### WRITTEN EXERCISE
From the entries below, please gather each line containing the string "Production".

--- Begin ---

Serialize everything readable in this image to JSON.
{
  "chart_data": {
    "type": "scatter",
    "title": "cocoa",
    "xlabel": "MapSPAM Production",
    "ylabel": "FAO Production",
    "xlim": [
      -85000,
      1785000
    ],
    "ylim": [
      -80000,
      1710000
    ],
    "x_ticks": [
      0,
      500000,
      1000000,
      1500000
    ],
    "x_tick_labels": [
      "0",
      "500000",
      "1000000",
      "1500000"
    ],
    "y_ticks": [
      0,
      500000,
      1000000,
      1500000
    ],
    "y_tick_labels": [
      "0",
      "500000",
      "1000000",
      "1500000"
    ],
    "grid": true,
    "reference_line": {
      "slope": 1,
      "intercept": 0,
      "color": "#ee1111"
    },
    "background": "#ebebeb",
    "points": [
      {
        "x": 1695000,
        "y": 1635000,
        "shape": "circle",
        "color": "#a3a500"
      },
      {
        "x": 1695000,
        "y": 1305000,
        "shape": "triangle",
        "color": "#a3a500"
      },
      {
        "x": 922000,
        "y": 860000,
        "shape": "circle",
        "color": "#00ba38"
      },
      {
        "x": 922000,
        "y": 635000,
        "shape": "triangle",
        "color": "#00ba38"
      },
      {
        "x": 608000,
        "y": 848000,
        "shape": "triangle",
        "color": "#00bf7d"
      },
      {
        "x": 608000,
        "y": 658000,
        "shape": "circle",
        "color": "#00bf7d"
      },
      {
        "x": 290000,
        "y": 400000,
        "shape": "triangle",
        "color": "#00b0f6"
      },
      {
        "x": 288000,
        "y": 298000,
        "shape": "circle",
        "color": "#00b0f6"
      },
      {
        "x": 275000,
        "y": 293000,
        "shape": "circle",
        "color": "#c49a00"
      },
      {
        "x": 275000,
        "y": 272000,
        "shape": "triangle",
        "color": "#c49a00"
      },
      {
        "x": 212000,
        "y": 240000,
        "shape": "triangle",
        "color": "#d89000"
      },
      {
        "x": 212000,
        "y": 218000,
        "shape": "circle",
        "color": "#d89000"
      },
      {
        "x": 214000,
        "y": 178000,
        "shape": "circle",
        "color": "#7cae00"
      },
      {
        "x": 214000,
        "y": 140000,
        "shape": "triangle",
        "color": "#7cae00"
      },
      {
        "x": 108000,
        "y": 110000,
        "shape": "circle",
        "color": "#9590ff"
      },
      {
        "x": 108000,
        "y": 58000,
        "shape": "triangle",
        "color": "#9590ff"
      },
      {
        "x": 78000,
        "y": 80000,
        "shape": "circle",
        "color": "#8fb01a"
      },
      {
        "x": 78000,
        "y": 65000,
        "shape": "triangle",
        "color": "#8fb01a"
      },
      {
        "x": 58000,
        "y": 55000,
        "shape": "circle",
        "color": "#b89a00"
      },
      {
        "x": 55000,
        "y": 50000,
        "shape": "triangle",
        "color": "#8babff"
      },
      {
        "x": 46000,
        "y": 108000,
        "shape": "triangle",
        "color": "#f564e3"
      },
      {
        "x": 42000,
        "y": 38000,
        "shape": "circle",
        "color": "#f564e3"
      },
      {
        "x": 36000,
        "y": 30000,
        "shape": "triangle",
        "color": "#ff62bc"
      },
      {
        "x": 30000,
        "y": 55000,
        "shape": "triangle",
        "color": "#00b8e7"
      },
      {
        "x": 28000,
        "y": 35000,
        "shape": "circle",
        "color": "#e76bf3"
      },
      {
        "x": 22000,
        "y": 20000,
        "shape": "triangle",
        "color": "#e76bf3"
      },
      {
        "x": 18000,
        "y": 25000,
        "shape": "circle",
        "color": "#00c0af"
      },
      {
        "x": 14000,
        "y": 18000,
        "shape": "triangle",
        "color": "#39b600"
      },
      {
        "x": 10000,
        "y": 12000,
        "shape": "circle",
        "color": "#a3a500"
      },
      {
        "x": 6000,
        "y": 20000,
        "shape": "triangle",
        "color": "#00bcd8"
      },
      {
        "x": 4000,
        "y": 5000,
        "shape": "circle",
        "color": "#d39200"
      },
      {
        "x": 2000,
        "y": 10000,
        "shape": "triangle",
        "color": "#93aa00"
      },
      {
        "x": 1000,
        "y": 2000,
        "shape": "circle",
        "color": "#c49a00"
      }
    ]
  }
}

--- End ---

### EXERCISE RESPONSE
    "xlabel": "MapSPAM Production",
    "ylabel": "FAO Production",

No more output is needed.